Exercise instructions: Apart from the pictures, every part of the records below gets retyped exactly.

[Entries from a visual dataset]
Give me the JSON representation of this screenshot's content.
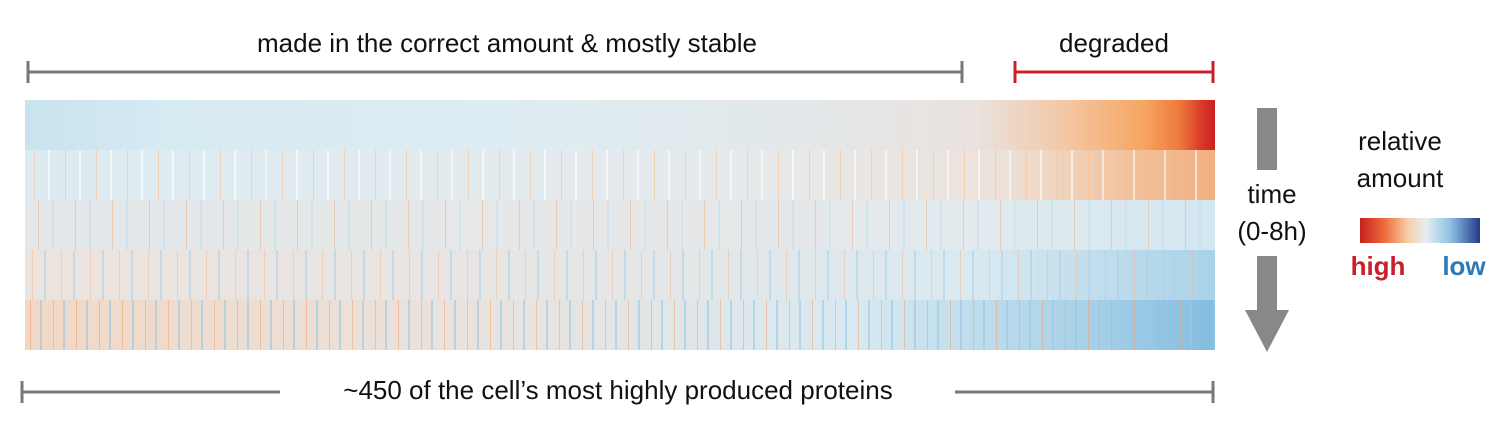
{
  "brackets": {
    "stable": "made in the correct amount & mostly stable",
    "degraded": "degraded"
  },
  "time": {
    "label": "time",
    "range": "(0-8h)"
  },
  "legend": {
    "title": [
      "relative",
      "amount"
    ],
    "high": "high",
    "low": "low"
  },
  "footer": "~450 of the cell’s most highly produced proteins"
}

Task solution:
Give me the JSON representation of this screenshot's content.
{
  "brackets": {
    "stable": "made in the correct amount & mostly stable",
    "degraded": "degraded"
  },
  "time": {
    "label": "time",
    "range": "(0-8h)"
  },
  "legend": {
    "title": [
      "relative",
      "amount"
    ],
    "high": "high",
    "low": "low"
  },
  "footer": "~450 of the cell’s most highly produced proteins"
}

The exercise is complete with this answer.